SHORT PROBLEM: Every record must be written out once more, with nothing added or omitted.

● ● ● ●

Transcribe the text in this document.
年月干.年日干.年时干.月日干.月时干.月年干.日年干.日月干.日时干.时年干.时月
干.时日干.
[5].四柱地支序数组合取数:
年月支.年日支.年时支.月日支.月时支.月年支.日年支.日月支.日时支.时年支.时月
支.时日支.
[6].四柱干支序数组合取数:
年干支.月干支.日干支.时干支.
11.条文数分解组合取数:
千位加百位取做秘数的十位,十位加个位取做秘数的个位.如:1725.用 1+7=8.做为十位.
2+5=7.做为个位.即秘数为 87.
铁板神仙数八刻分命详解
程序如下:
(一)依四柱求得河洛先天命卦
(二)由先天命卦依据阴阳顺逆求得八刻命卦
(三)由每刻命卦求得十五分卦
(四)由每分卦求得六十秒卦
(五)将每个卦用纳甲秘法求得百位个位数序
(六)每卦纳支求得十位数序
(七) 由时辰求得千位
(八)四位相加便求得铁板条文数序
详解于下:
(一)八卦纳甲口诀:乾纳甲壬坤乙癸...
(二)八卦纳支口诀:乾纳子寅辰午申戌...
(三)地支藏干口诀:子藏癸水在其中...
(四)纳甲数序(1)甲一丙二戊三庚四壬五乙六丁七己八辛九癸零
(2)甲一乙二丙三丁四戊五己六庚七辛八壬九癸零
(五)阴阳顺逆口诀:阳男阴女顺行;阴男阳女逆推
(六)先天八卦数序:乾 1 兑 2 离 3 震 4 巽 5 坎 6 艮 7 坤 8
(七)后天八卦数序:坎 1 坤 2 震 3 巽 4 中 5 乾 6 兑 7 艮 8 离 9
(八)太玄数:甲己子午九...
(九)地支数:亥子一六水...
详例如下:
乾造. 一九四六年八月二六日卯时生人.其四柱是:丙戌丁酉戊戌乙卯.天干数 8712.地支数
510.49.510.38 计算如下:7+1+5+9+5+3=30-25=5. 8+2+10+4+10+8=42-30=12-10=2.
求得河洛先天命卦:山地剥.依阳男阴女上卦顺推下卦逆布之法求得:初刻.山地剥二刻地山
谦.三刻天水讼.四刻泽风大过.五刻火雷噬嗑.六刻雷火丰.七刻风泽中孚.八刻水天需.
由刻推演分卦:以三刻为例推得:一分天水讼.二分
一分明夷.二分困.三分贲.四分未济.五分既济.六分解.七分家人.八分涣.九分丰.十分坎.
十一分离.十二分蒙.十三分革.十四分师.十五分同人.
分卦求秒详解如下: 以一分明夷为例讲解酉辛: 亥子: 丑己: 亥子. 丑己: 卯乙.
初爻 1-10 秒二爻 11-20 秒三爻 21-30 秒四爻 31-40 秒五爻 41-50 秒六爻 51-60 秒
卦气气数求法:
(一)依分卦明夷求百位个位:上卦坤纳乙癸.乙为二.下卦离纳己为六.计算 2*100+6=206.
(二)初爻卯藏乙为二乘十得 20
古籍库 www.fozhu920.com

● ● ● ●

EXERCISE RESPONSE:
Transcribe the text in this document.
年月干.年日干.年时干.月日干.月时干.月年干.日年干.日月干.日时干.时年干.时月
干.时日干.
[5].四柱地支序数组合取数:
年月支.年日支.年时支.月日支.月时支.月年支.日年支.日月支.日时支.时年支.时月
支.时日支.
[6].四柱干支序数组合取数:
年干支.月干支.日干支.时干支.
11.条文数分解组合取数:
千位加百位取做秘数的十位,十位加个位取做秘数的个位.如:1725.用 1+7=8.做为十位.
2+5=7.做为个位.即秘数为 87.
铁板神仙数八刻分命详解
程序如下:
(一)依四柱求得河洛先天命卦
(二)由先天命卦依据阴阳顺逆求得八刻命卦
(三)由每刻命卦求得十五分卦
(四)由每分卦求得六十秒卦
(五)将每个卦用纳甲秘法求得百位个位数序
(六)每卦纳支求得十位数序
(七) 由时辰求得千位
(八)四位相加便求得铁板条文数序
详解于下:
(一)八卦纳甲口诀:乾纳甲壬坤乙癸...
(二)八卦纳支口诀:乾纳子寅辰午申戌...
(三)地支藏干口诀:子藏癸水在其中...
(四)纳甲数序(1)甲一丙二戊三庚四壬五乙六丁七己八辛九癸零
(2)甲一乙二丙三丁四戊五己六庚七辛八壬九癸零
(五)阴阳顺逆口诀:阳男阴女顺行;阴男阳女逆推
(六)先天八卦数序:乾 1 兑 2 离 3 震 4 巽 5 坎 6 艮 7 坤 8
(七)后天八卦数序:坎 1 坤 2 震 3 巽 4 中 5 乾 6 兑 7 艮 8 离 9
(八)太玄数:甲己子午九...
(九)地支数:亥子一六水...
详例如下:
乾造. 一九四六年八月二六日卯时生人.其四柱是:丙戌丁酉戊戌乙卯.天干数 8712.地支数
510.49.510.38 计算如下:7+1+5+9+5+3=30-25=5. 8+2+10+4+10+8=42-30=12-10=2.
求得河洛先天命卦:山地剥.依阳男阴女上卦顺推下卦逆布之法求得:初刻.山地剥二刻地山
谦.三刻天水讼.四刻泽风大过.五刻火雷噬嗑.六刻雷火丰.七刻风泽中孚.八刻水天需.
由刻推演分卦:以三刻为例推得:一分天水讼.二分
一分明夷.二分困.三分贲.四分未济.五分既济.六分解.七分家人.八分涣.九分丰.十分坎.
十一分离.十二分蒙.十三分革.十四分师.十五分同人.
分卦求秒详解如下: 以一分明夷为例讲解酉辛: 亥子: 丑己: 亥子. 丑己: 卯乙.
初爻 1-10 秒二爻 11-20 秒三爻 21-30 秒四爻 31-40 秒五爻 41-50 秒六爻 51-60 秒
卦气气数求法:
(一)依分卦明夷求百位个位:上卦坤纳乙癸.乙为二.下卦离纳己为六.计算 2*100+6=206.
(二)初爻卯藏乙为二乘十得 20
古籍库 www.fozhu920.com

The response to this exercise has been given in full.